• [GOAL]:
Send back the entries below exactly as they appear.

• [DATA FOR THE TASK]:
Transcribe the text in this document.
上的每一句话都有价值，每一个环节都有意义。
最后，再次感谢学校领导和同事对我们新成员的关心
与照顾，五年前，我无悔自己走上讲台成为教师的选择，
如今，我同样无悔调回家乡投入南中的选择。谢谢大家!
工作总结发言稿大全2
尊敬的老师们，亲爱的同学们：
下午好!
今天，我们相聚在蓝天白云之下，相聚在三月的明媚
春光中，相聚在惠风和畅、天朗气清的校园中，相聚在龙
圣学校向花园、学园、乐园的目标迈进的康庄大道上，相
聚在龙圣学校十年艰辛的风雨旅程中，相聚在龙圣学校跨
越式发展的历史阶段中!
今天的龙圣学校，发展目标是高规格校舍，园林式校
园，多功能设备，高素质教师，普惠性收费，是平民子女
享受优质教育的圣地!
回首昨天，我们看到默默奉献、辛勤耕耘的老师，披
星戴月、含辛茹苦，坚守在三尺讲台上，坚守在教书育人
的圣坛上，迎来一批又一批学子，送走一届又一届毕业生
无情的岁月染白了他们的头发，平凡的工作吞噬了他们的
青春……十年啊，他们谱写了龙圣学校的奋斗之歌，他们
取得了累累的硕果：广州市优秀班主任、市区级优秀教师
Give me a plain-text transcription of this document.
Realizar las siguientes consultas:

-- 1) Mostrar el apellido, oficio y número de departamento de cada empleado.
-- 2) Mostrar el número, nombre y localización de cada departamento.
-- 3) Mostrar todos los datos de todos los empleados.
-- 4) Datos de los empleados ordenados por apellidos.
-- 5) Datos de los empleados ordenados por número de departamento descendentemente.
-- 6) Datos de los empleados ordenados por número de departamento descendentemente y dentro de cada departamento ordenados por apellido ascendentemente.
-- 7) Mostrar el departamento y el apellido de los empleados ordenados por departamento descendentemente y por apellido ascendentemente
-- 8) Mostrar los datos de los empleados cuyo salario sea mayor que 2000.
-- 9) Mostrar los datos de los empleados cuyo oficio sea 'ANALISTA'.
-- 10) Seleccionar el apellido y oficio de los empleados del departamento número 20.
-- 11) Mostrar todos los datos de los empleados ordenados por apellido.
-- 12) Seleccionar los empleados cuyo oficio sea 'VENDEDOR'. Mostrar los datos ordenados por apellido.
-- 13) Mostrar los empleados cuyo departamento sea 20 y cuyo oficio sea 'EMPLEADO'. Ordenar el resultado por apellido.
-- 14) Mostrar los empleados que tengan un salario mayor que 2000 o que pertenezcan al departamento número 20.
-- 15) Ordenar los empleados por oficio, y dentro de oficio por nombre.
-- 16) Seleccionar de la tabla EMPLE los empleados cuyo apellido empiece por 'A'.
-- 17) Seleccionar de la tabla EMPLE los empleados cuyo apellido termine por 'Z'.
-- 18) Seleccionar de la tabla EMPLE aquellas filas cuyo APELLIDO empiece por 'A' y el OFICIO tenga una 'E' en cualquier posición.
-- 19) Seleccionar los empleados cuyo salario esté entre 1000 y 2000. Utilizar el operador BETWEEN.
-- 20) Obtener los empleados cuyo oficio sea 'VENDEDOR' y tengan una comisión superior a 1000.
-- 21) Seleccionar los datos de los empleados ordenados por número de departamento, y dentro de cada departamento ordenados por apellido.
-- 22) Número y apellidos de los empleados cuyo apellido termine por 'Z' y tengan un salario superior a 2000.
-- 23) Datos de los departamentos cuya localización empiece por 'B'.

• [EXPECTED ANSWER]:
Transcribe the text in this document.
上的每一句话都有价值，每一个环节都有意义。
最后，再次感谢学校领导和同事对我们新成员的关心
与照顾，五年前，我无悔自己走上讲台成为教师的选择，
如今，我同样无悔调回家乡投入南中的选择。谢谢大家!
工作总结发言稿大全2
尊敬的老师们，亲爱的同学们：
下午好!
今天，我们相聚在蓝天白云之下，相聚在三月的明媚
春光中，相聚在惠风和畅、天朗气清的校园中，相聚在龙
圣学校向花园、学园、乐园的目标迈进的康庄大道上，相
聚在龙圣学校十年艰辛的风雨旅程中，相聚在龙圣学校跨
越式发展的历史阶段中!
今天的龙圣学校，发展目标是高规格校舍，园林式校
园，多功能设备，高素质教师，普惠性收费，是平民子女
享受优质教育的圣地!
回首昨天，我们看到默默奉献、辛勤耕耘的老师，披
星戴月、含辛茹苦，坚守在三尺讲台上，坚守在教书育人
的圣坛上，迎来一批又一批学子，送走一届又一届毕业生
无情的岁月染白了他们的头发，平凡的工作吞噬了他们的
青春……十年啊，他们谱写了龙圣学校的奋斗之歌，他们
取得了累累的硕果：广州市优秀班主任、市区级优秀教师
Give me a plain-text transcription of this document.
Realizar las siguientes consultas:

-- 1) Mostrar el apellido, oficio y número de departamento de cada empleado.
-- 2) Mostrar el número, nombre y localización de cada departamento.
-- 3) Mostrar todos los datos de todos los empleados.
-- 4) Datos de los empleados ordenados por apellidos.
-- 5) Datos de los empleados ordenados por número de departamento descendentemente.
-- 6) Datos de los empleados ordenados por número de departamento descendentemente y dentro de cada departamento ordenados por apellido ascendentemente.
-- 7) Mostrar el departamento y el apellido de los empleados ordenados por departamento descendentemente y por apellido ascendentemente
-- 8) Mostrar los datos de los empleados cuyo salario sea mayor que 2000.
-- 9) Mostrar los datos de los empleados cuyo oficio sea 'ANALISTA'.
-- 10) Seleccionar el apellido y oficio de los empleados del departamento número 20.
-- 11) Mostrar todos los datos de los empleados ordenados por apellido.
-- 12) Seleccionar los empleados cuyo oficio sea 'VENDEDOR'. Mostrar los datos ordenados por apellido.
-- 13) Mostrar los empleados cuyo departamento sea 20 y cuyo oficio sea 'EMPLEADO'. Ordenar el resultado por apellido.
-- 14) Mostrar los empleados que tengan un salario mayor que 2000 o que pertenezcan al departamento número 20.
-- 15) Ordenar los empleados por oficio, y dentro de oficio por nombre.
-- 16) Seleccionar de la tabla EMPLE los empleados cuyo apellido empiece por 'A'.
-- 17) Seleccionar de la tabla EMPLE los empleados cuyo apellido termine por 'Z'.
-- 18) Seleccionar de la tabla EMPLE aquellas filas cuyo APELLIDO empiece por 'A' y el OFICIO tenga una 'E' en cualquier posición.
-- 19) Seleccionar los empleados cuyo salario esté entre 1000 y 2000. Utilizar el operador BETWEEN.
-- 20) Obtener los empleados cuyo oficio sea 'VENDEDOR' y tengan una comisión superior a 1000.
-- 21) Seleccionar los datos de los empleados ordenados por número de departamento, y dentro de cada departamento ordenados por apellido.
-- 22) Número y apellidos de los empleados cuyo apellido termine por 'Z' y tengan un salario superior a 2000.
-- 23) Datos de los departamentos cuya localización empiece por 'B'.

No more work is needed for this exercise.